DATA:
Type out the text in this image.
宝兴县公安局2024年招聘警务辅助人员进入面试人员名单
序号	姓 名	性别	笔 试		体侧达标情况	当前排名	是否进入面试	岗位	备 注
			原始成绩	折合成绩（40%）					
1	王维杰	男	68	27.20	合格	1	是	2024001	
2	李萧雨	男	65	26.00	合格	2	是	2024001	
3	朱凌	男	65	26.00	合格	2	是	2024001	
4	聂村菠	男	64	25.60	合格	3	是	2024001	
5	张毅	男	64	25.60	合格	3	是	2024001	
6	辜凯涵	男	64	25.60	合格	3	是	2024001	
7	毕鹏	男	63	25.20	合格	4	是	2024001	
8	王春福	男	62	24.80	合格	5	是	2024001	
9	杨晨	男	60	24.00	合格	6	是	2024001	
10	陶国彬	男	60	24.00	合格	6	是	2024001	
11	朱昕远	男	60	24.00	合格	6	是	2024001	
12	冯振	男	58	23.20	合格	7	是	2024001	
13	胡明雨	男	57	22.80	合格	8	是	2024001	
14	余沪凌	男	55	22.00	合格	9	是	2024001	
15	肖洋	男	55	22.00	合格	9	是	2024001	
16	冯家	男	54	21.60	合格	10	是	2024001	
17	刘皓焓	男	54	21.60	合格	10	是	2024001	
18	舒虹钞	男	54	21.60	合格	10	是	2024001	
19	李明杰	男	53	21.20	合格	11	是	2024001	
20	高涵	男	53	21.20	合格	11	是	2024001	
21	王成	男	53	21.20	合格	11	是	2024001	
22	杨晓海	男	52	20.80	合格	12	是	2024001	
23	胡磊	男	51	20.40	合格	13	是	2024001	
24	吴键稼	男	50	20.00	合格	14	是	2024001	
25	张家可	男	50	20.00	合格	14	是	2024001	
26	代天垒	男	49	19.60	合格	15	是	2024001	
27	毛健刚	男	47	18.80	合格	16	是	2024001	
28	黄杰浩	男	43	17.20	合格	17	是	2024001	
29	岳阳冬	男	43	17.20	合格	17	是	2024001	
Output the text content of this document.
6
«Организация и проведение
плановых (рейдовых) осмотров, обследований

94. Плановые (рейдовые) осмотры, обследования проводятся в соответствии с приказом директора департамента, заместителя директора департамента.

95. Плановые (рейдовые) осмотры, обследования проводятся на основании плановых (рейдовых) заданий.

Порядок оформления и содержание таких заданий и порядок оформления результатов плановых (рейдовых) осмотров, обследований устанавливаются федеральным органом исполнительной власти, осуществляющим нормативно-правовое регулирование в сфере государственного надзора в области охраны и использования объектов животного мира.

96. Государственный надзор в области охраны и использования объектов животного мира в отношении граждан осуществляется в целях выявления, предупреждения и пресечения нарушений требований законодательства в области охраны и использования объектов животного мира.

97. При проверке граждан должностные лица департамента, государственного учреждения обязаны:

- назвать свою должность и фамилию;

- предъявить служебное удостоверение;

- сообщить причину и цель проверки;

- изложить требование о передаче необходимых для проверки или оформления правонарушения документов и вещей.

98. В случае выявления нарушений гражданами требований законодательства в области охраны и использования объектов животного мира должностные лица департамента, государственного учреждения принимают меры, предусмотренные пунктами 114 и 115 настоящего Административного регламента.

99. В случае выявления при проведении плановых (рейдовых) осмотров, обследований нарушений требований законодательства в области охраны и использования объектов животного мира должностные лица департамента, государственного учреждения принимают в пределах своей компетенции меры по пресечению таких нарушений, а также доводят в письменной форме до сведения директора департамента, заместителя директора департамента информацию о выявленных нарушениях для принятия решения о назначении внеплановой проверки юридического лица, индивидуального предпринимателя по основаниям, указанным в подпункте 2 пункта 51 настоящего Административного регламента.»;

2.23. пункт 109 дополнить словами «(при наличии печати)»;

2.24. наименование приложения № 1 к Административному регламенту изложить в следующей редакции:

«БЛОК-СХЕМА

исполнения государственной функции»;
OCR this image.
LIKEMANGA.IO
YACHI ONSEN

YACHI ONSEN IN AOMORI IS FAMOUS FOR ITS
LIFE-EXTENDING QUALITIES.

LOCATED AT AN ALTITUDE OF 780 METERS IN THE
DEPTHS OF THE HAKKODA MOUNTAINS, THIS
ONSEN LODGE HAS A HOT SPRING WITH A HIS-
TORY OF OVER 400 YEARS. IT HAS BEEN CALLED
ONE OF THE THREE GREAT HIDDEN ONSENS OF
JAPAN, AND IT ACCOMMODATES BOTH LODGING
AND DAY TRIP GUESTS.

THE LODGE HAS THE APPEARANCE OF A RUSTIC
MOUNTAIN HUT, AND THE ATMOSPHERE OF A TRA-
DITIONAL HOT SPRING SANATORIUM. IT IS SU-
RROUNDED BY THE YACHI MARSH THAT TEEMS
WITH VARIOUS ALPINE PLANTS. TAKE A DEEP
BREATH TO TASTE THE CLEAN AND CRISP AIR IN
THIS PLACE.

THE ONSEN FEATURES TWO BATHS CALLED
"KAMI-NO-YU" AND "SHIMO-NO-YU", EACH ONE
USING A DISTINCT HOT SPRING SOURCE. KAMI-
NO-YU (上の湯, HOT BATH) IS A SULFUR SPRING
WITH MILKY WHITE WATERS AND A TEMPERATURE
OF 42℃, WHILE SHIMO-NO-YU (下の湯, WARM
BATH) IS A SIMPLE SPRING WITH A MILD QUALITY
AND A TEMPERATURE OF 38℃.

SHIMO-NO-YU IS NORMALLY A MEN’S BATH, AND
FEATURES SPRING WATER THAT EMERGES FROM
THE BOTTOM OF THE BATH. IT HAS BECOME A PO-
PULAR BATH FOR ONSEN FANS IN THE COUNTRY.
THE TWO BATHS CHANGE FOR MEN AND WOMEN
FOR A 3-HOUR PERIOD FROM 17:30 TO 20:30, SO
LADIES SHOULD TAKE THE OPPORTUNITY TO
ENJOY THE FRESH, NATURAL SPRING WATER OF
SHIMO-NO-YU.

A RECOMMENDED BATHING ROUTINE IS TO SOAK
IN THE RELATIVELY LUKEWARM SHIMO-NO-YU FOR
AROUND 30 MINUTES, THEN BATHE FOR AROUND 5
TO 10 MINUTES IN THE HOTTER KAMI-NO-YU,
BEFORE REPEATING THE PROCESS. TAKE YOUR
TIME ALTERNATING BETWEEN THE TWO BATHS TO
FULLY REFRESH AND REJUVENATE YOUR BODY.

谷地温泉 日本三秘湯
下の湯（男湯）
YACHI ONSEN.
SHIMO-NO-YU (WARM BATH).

YOUR INSTRUCTIONS: Each line from the one containing "OCR this image." through the end of the entries, both included, is to be returned exactly, with no other lines.

RESPONSE:
OCR this image.
LIKEMANGA.IO
YACHI ONSEN

YACHI ONSEN IN AOMORI IS FAMOUS FOR ITS
LIFE-EXTENDING QUALITIES.

LOCATED AT AN ALTITUDE OF 780 METERS IN THE
DEPTHS OF THE HAKKODA MOUNTAINS, THIS
ONSEN LODGE HAS A HOT SPRING WITH A HIS-
TORY OF OVER 400 YEARS. IT HAS BEEN CALLED
ONE OF THE THREE GREAT HIDDEN ONSENS OF
JAPAN, AND IT ACCOMMODATES BOTH LODGING
AND DAY TRIP GUESTS.

THE LODGE HAS THE APPEARANCE OF A RUSTIC
MOUNTAIN HUT, AND THE ATMOSPHERE OF A TRA-
DITIONAL HOT SPRING SANATORIUM. IT IS SU-
RROUNDED BY THE YACHI MARSH THAT TEEMS
WITH VARIOUS ALPINE PLANTS. TAKE A DEEP
BREATH TO TASTE THE CLEAN AND CRISP AIR IN
THIS PLACE.

THE ONSEN FEATURES TWO BATHS CALLED
"KAMI-NO-YU" AND "SHIMO-NO-YU", EACH ONE
USING A DISTINCT HOT SPRING SOURCE. KAMI-
NO-YU (上の湯, HOT BATH) IS A SULFUR SPRING
WITH MILKY WHITE WATERS AND A TEMPERATURE
OF 42℃, WHILE SHIMO-NO-YU (下の湯, WARM
BATH) IS A SIMPLE SPRING WITH A MILD QUALITY
AND A TEMPERATURE OF 38℃.

SHIMO-NO-YU IS NORMALLY A MEN’S BATH, AND
FEATURES SPRING WATER THAT EMERGES FROM
THE BOTTOM OF THE BATH. IT HAS BECOME A PO-
PULAR BATH FOR ONSEN FANS IN THE COUNTRY.
THE TWO BATHS CHANGE FOR MEN AND WOMEN
FOR A 3-HOUR PERIOD FROM 17:30 TO 20:30, SO
LADIES SHOULD TAKE THE OPPORTUNITY TO
ENJOY THE FRESH, NATURAL SPRING WATER OF
SHIMO-NO-YU.

A RECOMMENDED BATHING ROUTINE IS TO SOAK
IN THE RELATIVELY LUKEWARM SHIMO-NO-YU FOR
AROUND 30 MINUTES, THEN BATHE FOR AROUND 5
TO 10 MINUTES IN THE HOTTER KAMI-NO-YU,
BEFORE REPEATING THE PROCESS. TAKE YOUR
TIME ALTERNATING BETWEEN THE TWO BATHS TO
FULLY REFRESH AND REJUVENATE YOUR BODY.

谷地温泉 日本三秘湯
下の湯（男湯）
YACHI ONSEN.
SHIMO-NO-YU (WARM BATH).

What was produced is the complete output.